### Passage given
◇ ◇ ◇

Geraldine Mitchell | 0407 280 476 | Geraldine.Mitchell@communications.gov.au Guy Creighton | 0438 815 302 | Guy.Creighton@communications.gov.au

Authorised by Senator Mitch Fifield, Liberal Party of Australia, Parliament House, Canberra

Interview

ABC Drive with Raf Epstein 5.05pm 10 May 2018

E & OE

RAF EPSTEIN:

One of the losers in Tuesday’s Federal Budget is the radio station you’re listening to. The ABC received a freeze on its funding. The ABC receives about a billion dollars a year. Normally that funding goes up with inflation that will not happen for the next little while. The ABC and the Federal Government agree that is worth something like $80 million. The ABC says there is no more fat to cut, they will have to cut into muscle. That means programs or jobs will go. Let’s ask the Communications Minister why it’s all happening.

Last night we spoke to former ABC staff-elected board member, he’s also a veteran of the ABC. This was Quentin Dempster’s interpretation of the Government’s funding freeze.

“It’s punitive because the ABC was blindsided, they had no idea. And when you looked at the Budget papers and saw that Mitch Fifield is redirecting the $83 million over three years to other areas of his portfolio and to Budget repair, it becomes quite pointed and I think everybody’s entitled to come to the concluded view that it’s punishment.”

It’s punishment? Senator Mitch Fifield is a Liberal Senator from this state, from Victoria, he’s also Minister for Communications and the Arts.

Thanks for joining us.

FIFIELD:

Good to be with you Raf.

Subject: ABC funding, Victorian infrastructure funding, ABC board position

EPSTEIN:

Is it punishment?

FIFIELD:

No.

EPSTEIN:

Then why do it?

FIFIELD:

Every Commonwealth organisation needs to be the best possible steward that it can be of the taxpayer dollar. And every Commonwealth organisation needs to live within its means. Yes, the ABC has had efficiency reviews before and we’re pairing a new efficiency review with this indexation pause so that we can identify the areas where the ABC can further improve its stewardship of taxpayer dollars.

EPSTEIN:

If you give Foxtel $30 million if you give the free to air stations something like a $400 million discount on their licences and you give extra money to SBS in this Budget but then you take money away from the ABC, that sounds like punishment doesn’t it?

FIFIELD:

Raf, it’s important to look at the numbers. And the ABC over the next triennium of funding will have $3.16 billion. The ABC will continue to receive in excess of a billion dollars a year. And what that means is that the ABC has greater funding certainty than any media organisation in the nation. The ABC does good work. It does important work. It will continue to do that. But there should be no Commonwealth Government agency that is above looking at itself and seeing if it is doing as well as it possibly can in the way that it expends taxpayers’ dollars. I think that’s a good thing.

EPSTEIN:

Does it have anything to do with our coverage of politics?

FIFIELD:

No. Absolutely not. The ABC…

EPSTEIN:

The freeze would still happen I mean you’re allowed to and you’re entitled to and it’s your right to complain about things like the report about Tony Abbott,

but if all of our politics coverage was exactly as you wished it to be and unbiased as you would like it to be would the freeze still happen?

◇ ◇ ◇

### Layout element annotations
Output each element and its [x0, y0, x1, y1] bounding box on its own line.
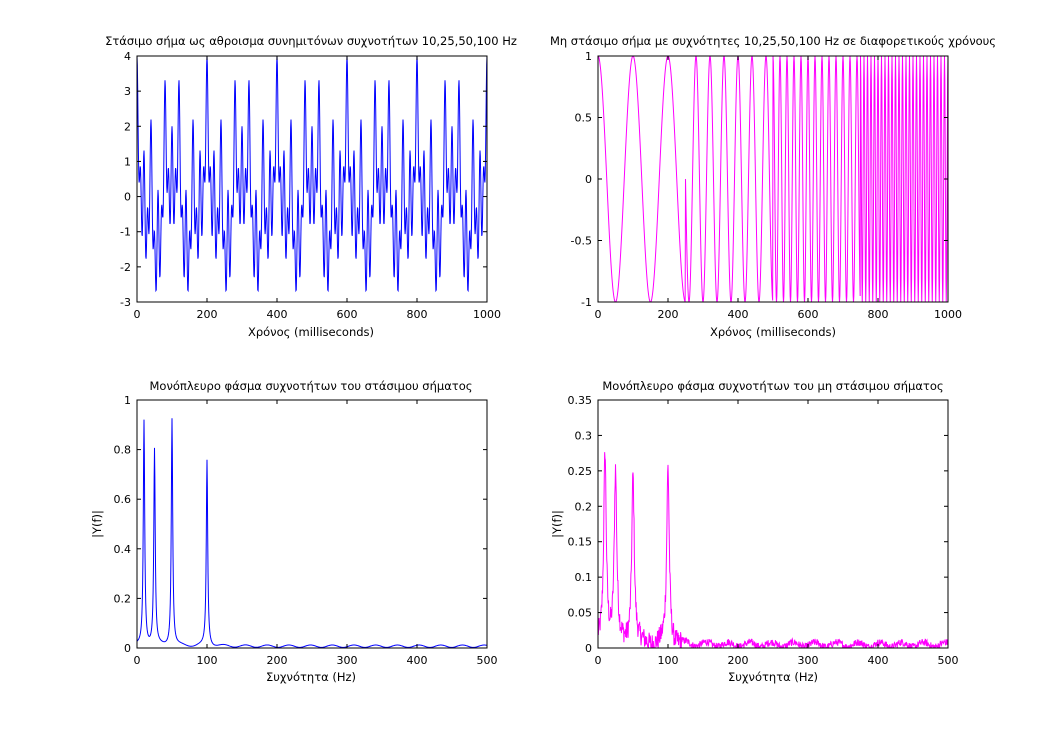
y-tick-label: 3	[124, 85, 131, 98]
x-tick-label: 100	[197, 654, 218, 667]
y-tick-label: 1	[585, 50, 592, 63]
y-tick-label: -3	[120, 296, 131, 309]
y-tick-label: 0	[124, 642, 131, 655]
series-line	[598, 56, 948, 302]
subplot-title-4: Μονόπλευρο φάσμα συχνοτήτων του μη στάσι…	[602, 379, 943, 393]
y-tick-label: 0.8	[114, 444, 132, 457]
x-tick-label: 300	[337, 654, 358, 667]
axes-box	[136, 399, 488, 649]
y-tick-label: 0.15	[568, 536, 593, 549]
subplot-4: 0 100 200 300 400 500 0 0.05 0.1 0.15 0.2 0.25 0.3 0.…	[568, 394, 959, 667]
y-tick-label: 0.05	[568, 607, 593, 620]
y-tick-label: 0.35	[568, 394, 593, 407]
subplot-title-3: Μονόπλευρο φάσμα συχνοτήτων του στάσιμου…	[150, 379, 473, 393]
x-tick-label: 400	[728, 308, 749, 321]
x-tick-label: 200	[267, 654, 288, 667]
y-tick-label: 0.25	[568, 465, 593, 478]
y-tick-label: 0.1	[575, 571, 593, 584]
x-axis-label-4: Συχνότητα (Hz)	[728, 670, 818, 684]
y-tick-label: -1	[581, 296, 592, 309]
x-tick-label: 800	[407, 308, 428, 321]
y-tick-label: -2	[120, 261, 131, 274]
x-tick-label: 400	[868, 654, 889, 667]
x-tick-label: 0	[595, 308, 602, 321]
x-tick-label: 100	[658, 654, 679, 667]
x-tick-label: 0	[595, 654, 602, 667]
y-tick-label: 4	[124, 50, 131, 63]
x-tick-label: 1000	[934, 308, 962, 321]
axes-box	[597, 399, 949, 649]
y-tick-label: 0.2	[575, 500, 593, 513]
x-tick-label: 600	[798, 308, 819, 321]
subplot-2: 0 200 400 600 800 1000 -1 -0.5 0 0.5 1	[571, 50, 962, 321]
series-line	[137, 56, 487, 293]
subplot-3: 0 100 200 300 400 500 0 0.2 0.4 0.6 0.8 1	[114, 394, 498, 667]
x-tick-label: 400	[407, 654, 428, 667]
y-tick-label: 0	[124, 191, 131, 204]
y-tick-label: 0.6	[114, 493, 132, 506]
x-tick-label: 200	[728, 654, 749, 667]
x-axis-label-3: Συχνότητα (Hz)	[266, 670, 356, 684]
subplot-1: 0 200 400 600 800 1000 -3 -2 -1 0 1 2 3 4	[120, 50, 501, 321]
x-axis-label-2: Χρόνος (milliseconds)	[710, 325, 836, 339]
x-tick-label: 0	[134, 654, 141, 667]
y-tick-label: 0.2	[114, 592, 132, 605]
x-tick-label: 1000	[473, 308, 501, 321]
y-axis-label-3: |Y(f)|	[90, 510, 104, 538]
x-tick-label: 200	[658, 308, 679, 321]
y-tick-label: 1	[124, 394, 131, 407]
y-tick-label: 2	[124, 120, 131, 133]
series-line	[137, 418, 487, 648]
x-tick-label: 0	[134, 308, 141, 321]
y-tick-label: 0.5	[575, 112, 593, 125]
y-tick-label: -1	[120, 226, 131, 239]
subplot-title-2: Μη στάσιμο σήμα με συχνότητες 10,25,50,1…	[550, 34, 996, 48]
x-tick-label: 500	[477, 654, 498, 667]
x-tick-label: 200	[197, 308, 218, 321]
y-tick-label: -0.5	[571, 235, 592, 248]
y-tick-label: 0.3	[575, 429, 593, 442]
x-tick-label: 800	[868, 308, 889, 321]
x-tick-label: 300	[798, 654, 819, 667]
y-axis-label-4: |Y(f)|	[550, 510, 564, 538]
y-tick-label: 0.4	[114, 543, 132, 556]
subplot-title-1: Στάσιμο σήμα ως αθροισμα συνημιτόνων συχ…	[105, 34, 517, 48]
series-line	[598, 452, 948, 648]
y-tick-label: 1	[124, 155, 131, 168]
y-tick-label: 0	[585, 173, 592, 186]
x-axis-label-1: Χρόνος (milliseconds)	[248, 325, 374, 339]
y-tick-label: 0	[585, 642, 592, 655]
x-tick-label: 400	[267, 308, 288, 321]
axes-box	[136, 55, 488, 303]
x-tick-label: 600	[337, 308, 358, 321]
x-tick-label: 500	[938, 654, 959, 667]
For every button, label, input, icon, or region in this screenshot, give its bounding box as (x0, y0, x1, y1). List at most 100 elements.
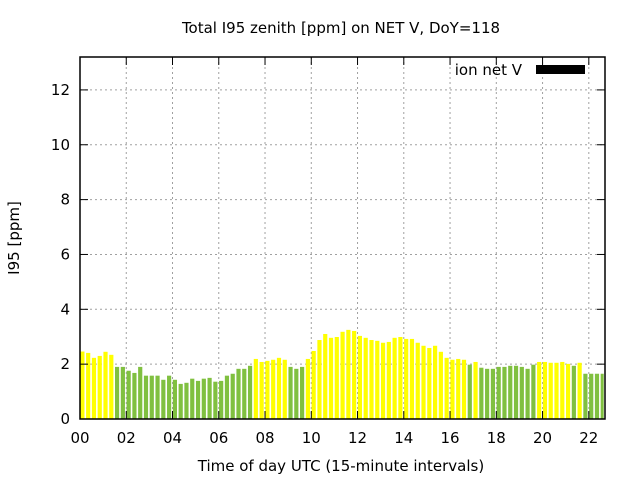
bar (300, 366, 305, 419)
x-tick-label: 10 (302, 429, 321, 447)
bar (438, 351, 443, 419)
bar (392, 337, 397, 419)
bar (560, 361, 565, 419)
bar (242, 368, 247, 419)
bar (357, 335, 363, 419)
bar (346, 329, 351, 419)
bar (207, 377, 212, 419)
bar (386, 341, 391, 419)
bar (288, 366, 293, 419)
bar (97, 355, 102, 419)
bar (305, 358, 310, 419)
bar (311, 350, 316, 419)
y-tick-label: 12 (51, 81, 70, 99)
y-tick-label: 0 (60, 410, 70, 428)
bar (531, 364, 536, 419)
legend-label: ion net V (455, 61, 523, 79)
bar (317, 340, 322, 419)
bar (323, 333, 328, 419)
bar (577, 362, 582, 419)
bar (565, 363, 571, 419)
bar (467, 364, 472, 419)
x-tick-label: 16 (440, 429, 459, 447)
bar (247, 365, 253, 419)
y-axis-label: I95 [ppm] (5, 201, 23, 275)
bar (340, 331, 345, 419)
bar (172, 379, 177, 419)
bar (161, 379, 166, 419)
plot-frame (79, 56, 606, 420)
bar (363, 337, 368, 419)
bar (259, 361, 264, 419)
y-tick-label: 4 (60, 300, 70, 318)
bar (213, 381, 218, 419)
bar (236, 368, 241, 419)
x-tick-label: 22 (579, 429, 598, 447)
bar (271, 359, 276, 419)
bar (519, 366, 524, 419)
bar (513, 365, 519, 419)
x-tick-label: 04 (163, 429, 182, 447)
x-tick-label: 20 (533, 429, 552, 447)
bar (409, 338, 415, 419)
grid (80, 57, 605, 419)
bar (456, 358, 461, 419)
bar (571, 365, 576, 419)
bar (103, 351, 108, 419)
bar (461, 359, 467, 419)
bar (380, 342, 386, 419)
bar (479, 367, 484, 419)
bar (155, 375, 160, 419)
x-tick-label: 02 (117, 429, 136, 447)
x-tick-label: 18 (487, 429, 506, 447)
bar (352, 330, 357, 419)
y-tick-label: 8 (60, 191, 70, 209)
bar (432, 345, 438, 419)
bar (600, 373, 604, 419)
bar (369, 340, 374, 419)
bar (86, 352, 91, 419)
bar (224, 375, 230, 419)
bar (542, 361, 548, 419)
x-tick-label: 00 (70, 429, 89, 447)
bar (427, 347, 432, 419)
bar (109, 354, 114, 419)
x-axis-label: Time of day UTC (15-minute intervals) (197, 457, 484, 475)
x-tick-label: 12 (348, 429, 367, 447)
x-tick-label: 14 (394, 429, 413, 447)
bar (485, 368, 490, 419)
bar (508, 365, 513, 419)
bar (594, 373, 600, 419)
y-tick-label: 2 (60, 355, 70, 373)
bar (178, 383, 183, 419)
y-tick-label: 10 (51, 136, 70, 154)
bar (265, 360, 270, 419)
bar (126, 370, 131, 419)
bar (190, 378, 195, 419)
bar (195, 380, 201, 419)
bar (276, 357, 282, 419)
y-tick-label: 6 (60, 245, 70, 263)
bar (334, 337, 339, 419)
bar (473, 361, 478, 419)
bar (548, 362, 553, 419)
legend-swatch (536, 65, 585, 74)
bar (502, 366, 507, 419)
bar (450, 359, 455, 419)
bar (294, 368, 299, 419)
bar (184, 382, 189, 419)
bar (328, 337, 334, 419)
bar (375, 340, 380, 419)
bar (421, 345, 426, 419)
bar (490, 368, 495, 419)
bar (114, 366, 120, 419)
bar (589, 373, 594, 419)
bar (496, 366, 501, 419)
bar (583, 373, 588, 419)
bar (282, 359, 287, 419)
bar (91, 357, 97, 419)
bar (253, 358, 258, 419)
bar (525, 368, 530, 419)
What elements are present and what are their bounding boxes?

◇ ◇ ◇

Please reproduce the passage of the ABC funding interview above, starting with "It’s punishment? Senator" and going on through "Is it punishment?".

It’s punishment? Senator Mitch Fifield is a Liberal Senator from this state, from Victoria, he’s also Minister for Communications and the Arts.

Thanks for joining us.

FIFIELD:

Good to be with you Raf.

Subject: ABC funding, Victorian infrastructure funding, ABC board position

EPSTEIN:

Is it punishment?